- **Your task**: Each entry must be given again exactly; images do not belong in the copy.

- **Data for processing**:
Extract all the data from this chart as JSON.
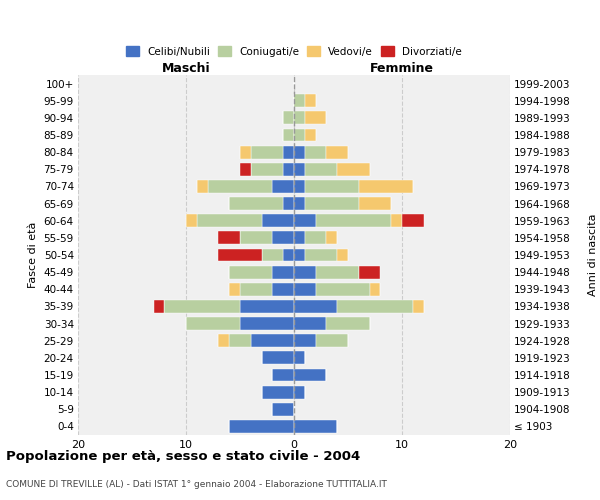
{
  "age_groups": [
    "100+",
    "95-99",
    "90-94",
    "85-89",
    "80-84",
    "75-79",
    "70-74",
    "65-69",
    "60-64",
    "55-59",
    "50-54",
    "45-49",
    "40-44",
    "35-39",
    "30-34",
    "25-29",
    "20-24",
    "15-19",
    "10-14",
    "5-9",
    "0-4"
  ],
  "birth_years": [
    "≤ 1903",
    "1904-1908",
    "1909-1913",
    "1914-1918",
    "1919-1923",
    "1924-1928",
    "1929-1933",
    "1934-1938",
    "1939-1943",
    "1944-1948",
    "1949-1953",
    "1954-1958",
    "1959-1963",
    "1964-1968",
    "1969-1973",
    "1974-1978",
    "1979-1983",
    "1984-1988",
    "1989-1993",
    "1994-1998",
    "1999-2003"
  ],
  "male_celibi": [
    0,
    0,
    0,
    0,
    1,
    1,
    2,
    1,
    3,
    2,
    1,
    2,
    2,
    5,
    5,
    4,
    3,
    2,
    3,
    2,
    6
  ],
  "male_coniugati": [
    0,
    0,
    1,
    1,
    3,
    3,
    6,
    5,
    6,
    3,
    2,
    4,
    3,
    7,
    5,
    2,
    0,
    0,
    0,
    0,
    0
  ],
  "male_vedovi": [
    0,
    0,
    0,
    0,
    1,
    0,
    1,
    0,
    1,
    0,
    0,
    0,
    1,
    0,
    0,
    1,
    0,
    0,
    0,
    0,
    0
  ],
  "male_divorziati": [
    0,
    0,
    0,
    0,
    0,
    1,
    0,
    0,
    0,
    2,
    4,
    0,
    0,
    1,
    0,
    0,
    0,
    0,
    0,
    0,
    0
  ],
  "female_celibi": [
    0,
    0,
    0,
    0,
    1,
    1,
    1,
    1,
    2,
    1,
    1,
    2,
    2,
    4,
    3,
    2,
    1,
    3,
    1,
    0,
    4
  ],
  "female_coniugati": [
    0,
    1,
    1,
    1,
    2,
    3,
    5,
    5,
    7,
    2,
    3,
    4,
    5,
    7,
    4,
    3,
    0,
    0,
    0,
    0,
    0
  ],
  "female_vedovi": [
    0,
    1,
    2,
    1,
    2,
    3,
    5,
    3,
    1,
    1,
    1,
    0,
    1,
    1,
    0,
    0,
    0,
    0,
    0,
    0,
    0
  ],
  "female_divorziati": [
    0,
    0,
    0,
    0,
    0,
    0,
    0,
    0,
    2,
    0,
    0,
    2,
    0,
    0,
    0,
    0,
    0,
    0,
    0,
    0,
    0
  ],
  "color_celibi": "#4472c4",
  "color_coniugati": "#b8cfa0",
  "color_vedovi": "#f5c86e",
  "color_divorziati": "#cc2222",
  "title": "Popolazione per età, sesso e stato civile - 2004",
  "subtitle": "COMUNE DI TREVILLE (AL) - Dati ISTAT 1° gennaio 2004 - Elaborazione TUTTITALIA.IT",
  "xlabel_left": "Maschi",
  "xlabel_right": "Femmine",
  "ylabel_left": "Fasce di età",
  "ylabel_right": "Anni di nascita",
  "xlim": 20,
  "bg_color": "#f0f0f0",
  "grid_color": "#cccccc"
}
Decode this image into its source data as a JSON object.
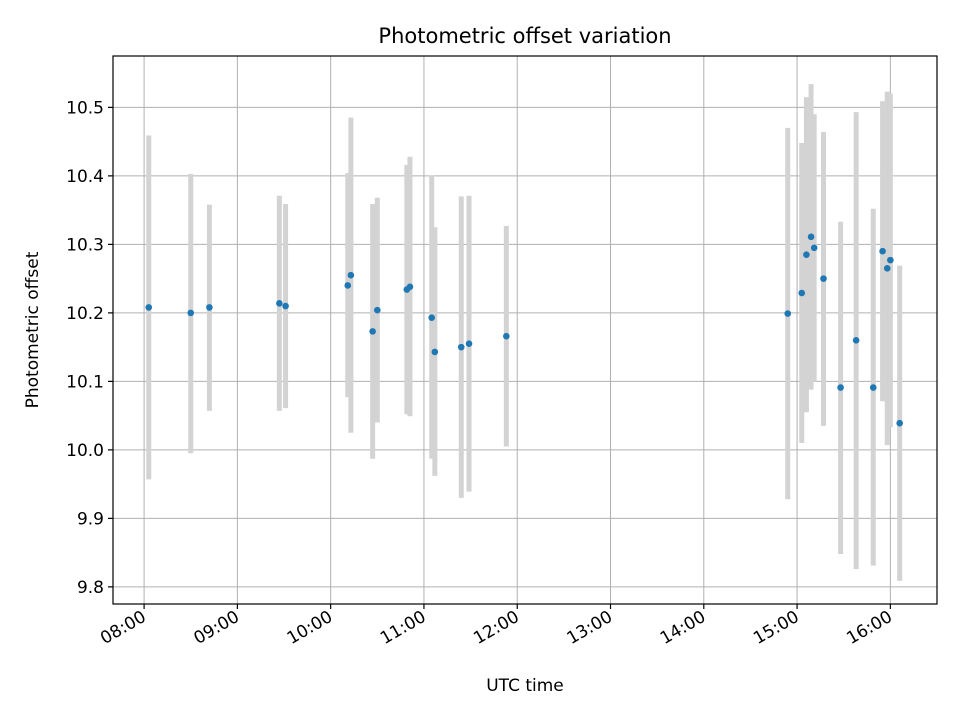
{
  "chart_data": {
    "type": "scatter",
    "title": "Photometric offset variation",
    "xlabel": "UTC time",
    "ylabel": "Photometric offset",
    "xlim": [
      "07:40",
      "16:30"
    ],
    "ylim": [
      9.775,
      10.575
    ],
    "grid": true,
    "x_ticks": [
      "08:00",
      "09:00",
      "10:00",
      "11:00",
      "12:00",
      "13:00",
      "14:00",
      "15:00",
      "16:00"
    ],
    "y_ticks": [
      "9.8",
      "9.9",
      "10.0",
      "10.1",
      "10.2",
      "10.3",
      "10.4",
      "10.5"
    ],
    "series": [
      {
        "marker_color": "#1f77b4",
        "errorbar_color": "#d3d3d3",
        "points": [
          {
            "t": "08:03",
            "y": 10.208,
            "lo": 9.957,
            "hi": 10.459
          },
          {
            "t": "08:30",
            "y": 10.2,
            "lo": 9.995,
            "hi": 10.403
          },
          {
            "t": "08:42",
            "y": 10.208,
            "lo": 10.057,
            "hi": 10.358
          },
          {
            "t": "09:27",
            "y": 10.214,
            "lo": 10.057,
            "hi": 10.371
          },
          {
            "t": "09:31",
            "y": 10.21,
            "lo": 10.061,
            "hi": 10.359
          },
          {
            "t": "10:11",
            "y": 10.24,
            "lo": 10.077,
            "hi": 10.404
          },
          {
            "t": "10:13",
            "y": 10.255,
            "lo": 10.025,
            "hi": 10.485
          },
          {
            "t": "10:27",
            "y": 10.173,
            "lo": 9.987,
            "hi": 10.359
          },
          {
            "t": "10:30",
            "y": 10.204,
            "lo": 10.04,
            "hi": 10.368
          },
          {
            "t": "10:49",
            "y": 10.234,
            "lo": 10.052,
            "hi": 10.416
          },
          {
            "t": "10:51",
            "y": 10.238,
            "lo": 10.049,
            "hi": 10.428
          },
          {
            "t": "11:05",
            "y": 10.193,
            "lo": 9.987,
            "hi": 10.401
          },
          {
            "t": "11:07",
            "y": 10.143,
            "lo": 9.962,
            "hi": 10.325
          },
          {
            "t": "11:24",
            "y": 10.15,
            "lo": 9.93,
            "hi": 10.37
          },
          {
            "t": "11:29",
            "y": 10.155,
            "lo": 9.939,
            "hi": 10.371
          },
          {
            "t": "11:53",
            "y": 10.166,
            "lo": 10.005,
            "hi": 10.327
          },
          {
            "t": "14:54",
            "y": 10.199,
            "lo": 9.928,
            "hi": 10.47
          },
          {
            "t": "15:03",
            "y": 10.229,
            "lo": 10.01,
            "hi": 10.448
          },
          {
            "t": "15:06",
            "y": 10.285,
            "lo": 10.055,
            "hi": 10.515
          },
          {
            "t": "15:09",
            "y": 10.311,
            "lo": 10.088,
            "hi": 10.534
          },
          {
            "t": "15:11",
            "y": 10.295,
            "lo": 10.1,
            "hi": 10.49
          },
          {
            "t": "15:17",
            "y": 10.25,
            "lo": 10.035,
            "hi": 10.464
          },
          {
            "t": "15:28",
            "y": 10.091,
            "lo": 9.848,
            "hi": 10.333
          },
          {
            "t": "15:38",
            "y": 10.16,
            "lo": 9.826,
            "hi": 10.493
          },
          {
            "t": "15:49",
            "y": 10.091,
            "lo": 9.831,
            "hi": 10.352
          },
          {
            "t": "15:55",
            "y": 10.29,
            "lo": 10.071,
            "hi": 10.509
          },
          {
            "t": "15:58",
            "y": 10.265,
            "lo": 10.007,
            "hi": 10.523
          },
          {
            "t": "16:00",
            "y": 10.277,
            "lo": 10.033,
            "hi": 10.52
          },
          {
            "t": "16:06",
            "y": 10.039,
            "lo": 9.809,
            "hi": 10.269
          }
        ]
      }
    ]
  }
}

- **Reply**:
Extract all the data from this chart as JSON.
{
  "age_groups": [
    "100+",
    "95-99",
    "90-94",
    "85-89",
    "80-84",
    "75-79",
    "70-74",
    "65-69",
    "60-64",
    "55-59",
    "50-54",
    "45-49",
    "40-44",
    "35-39",
    "30-34",
    "25-29",
    "20-24",
    "15-19",
    "10-14",
    "5-9",
    "0-4"
  ],
  "birth_years": [
    "≤ 1903",
    "1904-1908",
    "1909-1913",
    "1914-1918",
    "1919-1923",
    "1924-1928",
    "1929-1933",
    "1934-1938",
    "1939-1943",
    "1944-1948",
    "1949-1953",
    "1954-1958",
    "1959-1963",
    "1964-1968",
    "1969-1973",
    "1974-1978",
    "1979-1983",
    "1984-1988",
    "1989-1993",
    "1994-1998",
    "1999-2003"
  ],
  "male_celibi": [
    0,
    0,
    0,
    0,
    1,
    1,
    2,
    1,
    3,
    2,
    1,
    2,
    2,
    5,
    5,
    4,
    3,
    2,
    3,
    2,
    6
  ],
  "male_coniugati": [
    0,
    0,
    1,
    1,
    3,
    3,
    6,
    5,
    6,
    3,
    2,
    4,
    3,
    7,
    5,
    2,
    0,
    0,
    0,
    0,
    0
  ],
  "male_vedovi": [
    0,
    0,
    0,
    0,
    1,
    0,
    1,
    0,
    1,
    0,
    0,
    0,
    1,
    0,
    0,
    1,
    0,
    0,
    0,
    0,
    0
  ],
  "male_divorziati": [
    0,
    0,
    0,
    0,
    0,
    1,
    0,
    0,
    0,
    2,
    4,
    0,
    0,
    1,
    0,
    0,
    0,
    0,
    0,
    0,
    0
  ],
  "female_celibi": [
    0,
    0,
    0,
    0,
    1,
    1,
    1,
    1,
    2,
    1,
    1,
    2,
    2,
    4,
    3,
    2,
    1,
    3,
    1,
    0,
    4
  ],
  "female_coniugati": [
    0,
    1,
    1,
    1,
    2,
    3,
    5,
    5,
    7,
    2,
    3,
    4,
    5,
    7,
    4,
    3,
    0,
    0,
    0,
    0,
    0
  ],
  "female_vedovi": [
    0,
    1,
    2,
    1,
    2,
    3,
    5,
    3,
    1,
    1,
    1,
    0,
    1,
    1,
    0,
    0,
    0,
    0,
    0,
    0,
    0
  ],
  "female_divorziati": [
    0,
    0,
    0,
    0,
    0,
    0,
    0,
    0,
    2,
    0,
    0,
    2,
    0,
    0,
    0,
    0,
    0,
    0,
    0,
    0,
    0
  ],
  "color_celibi": "#4472c4",
  "color_coniugati": "#b8cfa0",
  "color_vedovi": "#f5c86e",
  "color_divorziati": "#cc2222",
  "title": "Popolazione per età, sesso e stato civile - 2004",
  "subtitle": "COMUNE DI TREVILLE (AL) - Dati ISTAT 1° gennaio 2004 - Elaborazione TUTTITALIA.IT",
  "xlabel_left": "Maschi",
  "xlabel_right": "Femmine",
  "ylabel_left": "Fasce di età",
  "ylabel_right": "Anni di nascita",
  "xlim": 20,
  "bg_color": "#f0f0f0",
  "grid_color": "#cccccc"
}
Decode this image into its source data as a JSON object.
{
  "chart_data": {
    "type": "scatter",
    "title": "Photometric offset variation",
    "xlabel": "UTC time",
    "ylabel": "Photometric offset",
    "xlim": [
      "07:40",
      "16:30"
    ],
    "ylim": [
      9.775,
      10.575
    ],
    "grid": true,
    "x_ticks": [
      "08:00",
      "09:00",
      "10:00",
      "11:00",
      "12:00",
      "13:00",
      "14:00",
      "15:00",
      "16:00"
    ],
    "y_ticks": [
      "9.8",
      "9.9",
      "10.0",
      "10.1",
      "10.2",
      "10.3",
      "10.4",
      "10.5"
    ],
    "series": [
      {
        "marker_color": "#1f77b4",
        "errorbar_color": "#d3d3d3",
        "points": [
          {
            "t": "08:03",
            "y": 10.208,
            "lo": 9.957,
            "hi": 10.459
          },
          {
            "t": "08:30",
            "y": 10.2,
            "lo": 9.995,
            "hi": 10.403
          },
          {
            "t": "08:42",
            "y": 10.208,
            "lo": 10.057,
            "hi": 10.358
          },
          {
            "t": "09:27",
            "y": 10.214,
            "lo": 10.057,
            "hi": 10.371
          },
          {
            "t": "09:31",
            "y": 10.21,
            "lo": 10.061,
            "hi": 10.359
          },
          {
            "t": "10:11",
            "y": 10.24,
            "lo": 10.077,
            "hi": 10.404
          },
          {
            "t": "10:13",
            "y": 10.255,
            "lo": 10.025,
            "hi": 10.485
          },
          {
            "t": "10:27",
            "y": 10.173,
            "lo": 9.987,
            "hi": 10.359
          },
          {
            "t": "10:30",
            "y": 10.204,
            "lo": 10.04,
            "hi": 10.368
          },
          {
            "t": "10:49",
            "y": 10.234,
            "lo": 10.052,
            "hi": 10.416
          },
          {
            "t": "10:51",
            "y": 10.238,
            "lo": 10.049,
            "hi": 10.428
          },
          {
            "t": "11:05",
            "y": 10.193,
            "lo": 9.987,
            "hi": 10.401
          },
          {
            "t": "11:07",
            "y": 10.143,
            "lo": 9.962,
            "hi": 10.325
          },
          {
            "t": "11:24",
            "y": 10.15,
            "lo": 9.93,
            "hi": 10.37
          },
          {
            "t": "11:29",
            "y": 10.155,
            "lo": 9.939,
            "hi": 10.371
          },
          {
            "t": "11:53",
            "y": 10.166,
            "lo": 10.005,
            "hi": 10.327
          },
          {
            "t": "14:54",
            "y": 10.199,
            "lo": 9.928,
            "hi": 10.47
          },
          {
            "t": "15:03",
            "y": 10.229,
            "lo": 10.01,
            "hi": 10.448
          },
          {
            "t": "15:06",
            "y": 10.285,
            "lo": 10.055,
            "hi": 10.515
          },
          {
            "t": "15:09",
            "y": 10.311,
            "lo": 10.088,
            "hi": 10.534
          },
          {
            "t": "15:11",
            "y": 10.295,
            "lo": 10.1,
            "hi": 10.49
          },
          {
            "t": "15:17",
            "y": 10.25,
            "lo": 10.035,
            "hi": 10.464
          },
          {
            "t": "15:28",
            "y": 10.091,
            "lo": 9.848,
            "hi": 10.333
          },
          {
            "t": "15:38",
            "y": 10.16,
            "lo": 9.826,
            "hi": 10.493
          },
          {
            "t": "15:49",
            "y": 10.091,
            "lo": 9.831,
            "hi": 10.352
          },
          {
            "t": "15:55",
            "y": 10.29,
            "lo": 10.071,
            "hi": 10.509
          },
          {
            "t": "15:58",
            "y": 10.265,
            "lo": 10.007,
            "hi": 10.523
          },
          {
            "t": "16:00",
            "y": 10.277,
            "lo": 10.033,
            "hi": 10.52
          },
          {
            "t": "16:06",
            "y": 10.039,
            "lo": 9.809,
            "hi": 10.269
          }
        ]
      }
    ]
  }
}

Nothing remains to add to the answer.